-- begin EXERCISE INPUTS --
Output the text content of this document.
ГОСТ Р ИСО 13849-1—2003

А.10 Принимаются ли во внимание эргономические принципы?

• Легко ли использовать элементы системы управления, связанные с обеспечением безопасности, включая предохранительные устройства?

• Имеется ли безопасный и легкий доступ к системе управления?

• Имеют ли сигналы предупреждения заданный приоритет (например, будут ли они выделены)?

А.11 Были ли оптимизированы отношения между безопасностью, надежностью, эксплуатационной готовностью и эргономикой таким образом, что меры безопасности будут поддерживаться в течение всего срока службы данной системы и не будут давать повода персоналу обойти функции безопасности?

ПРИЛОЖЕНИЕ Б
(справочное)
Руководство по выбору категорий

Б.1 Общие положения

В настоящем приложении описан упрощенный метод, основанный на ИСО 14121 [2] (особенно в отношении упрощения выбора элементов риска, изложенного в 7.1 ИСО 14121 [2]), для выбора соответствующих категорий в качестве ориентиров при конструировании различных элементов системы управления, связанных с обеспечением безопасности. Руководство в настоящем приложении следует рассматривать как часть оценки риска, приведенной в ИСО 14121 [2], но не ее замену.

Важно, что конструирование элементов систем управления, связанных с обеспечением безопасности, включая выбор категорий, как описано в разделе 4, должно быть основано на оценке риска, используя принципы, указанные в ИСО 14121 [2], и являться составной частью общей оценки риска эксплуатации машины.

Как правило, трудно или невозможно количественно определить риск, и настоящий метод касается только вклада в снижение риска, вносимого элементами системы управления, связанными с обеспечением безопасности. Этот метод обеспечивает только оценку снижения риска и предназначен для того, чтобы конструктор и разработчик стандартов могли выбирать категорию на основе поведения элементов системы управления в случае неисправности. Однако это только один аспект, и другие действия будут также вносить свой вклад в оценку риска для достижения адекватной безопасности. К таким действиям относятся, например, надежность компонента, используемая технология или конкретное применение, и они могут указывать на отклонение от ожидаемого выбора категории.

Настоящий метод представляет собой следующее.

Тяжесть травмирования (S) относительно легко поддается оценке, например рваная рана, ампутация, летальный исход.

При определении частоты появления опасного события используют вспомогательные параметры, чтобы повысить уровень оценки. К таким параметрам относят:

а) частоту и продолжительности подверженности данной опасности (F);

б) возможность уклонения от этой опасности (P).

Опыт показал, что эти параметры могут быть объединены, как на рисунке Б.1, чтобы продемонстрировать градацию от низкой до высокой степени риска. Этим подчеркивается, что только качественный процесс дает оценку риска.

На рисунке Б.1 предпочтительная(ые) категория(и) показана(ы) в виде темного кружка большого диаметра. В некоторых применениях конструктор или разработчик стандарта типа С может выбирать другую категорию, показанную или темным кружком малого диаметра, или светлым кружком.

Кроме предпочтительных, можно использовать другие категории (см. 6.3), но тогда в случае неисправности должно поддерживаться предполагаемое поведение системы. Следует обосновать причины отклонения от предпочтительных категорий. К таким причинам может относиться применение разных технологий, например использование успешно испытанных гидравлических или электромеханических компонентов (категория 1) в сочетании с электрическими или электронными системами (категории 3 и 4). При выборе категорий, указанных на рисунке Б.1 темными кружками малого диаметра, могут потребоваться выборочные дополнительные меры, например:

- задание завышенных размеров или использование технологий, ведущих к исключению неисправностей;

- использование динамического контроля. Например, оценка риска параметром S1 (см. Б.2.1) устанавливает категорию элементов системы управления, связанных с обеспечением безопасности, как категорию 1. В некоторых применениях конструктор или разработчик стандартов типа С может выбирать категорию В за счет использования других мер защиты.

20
-- end EXERCISE INPUTS --
From the records, copy every line that has the string "оценке" in it.

Важно, что конструирование элементов систем управления, связанных с обеспечением безопасности, включая выбор категорий, как описано в разделе 4, должно быть основано на оценке риска, используя принципы, указанные в ИСО 14121 [2], и являться составной частью общей оценки риска эксплуатации машины.
Тяжесть травмирования (S) относительно легко поддается оценке, например рваная рана, ампутация, летальный исход.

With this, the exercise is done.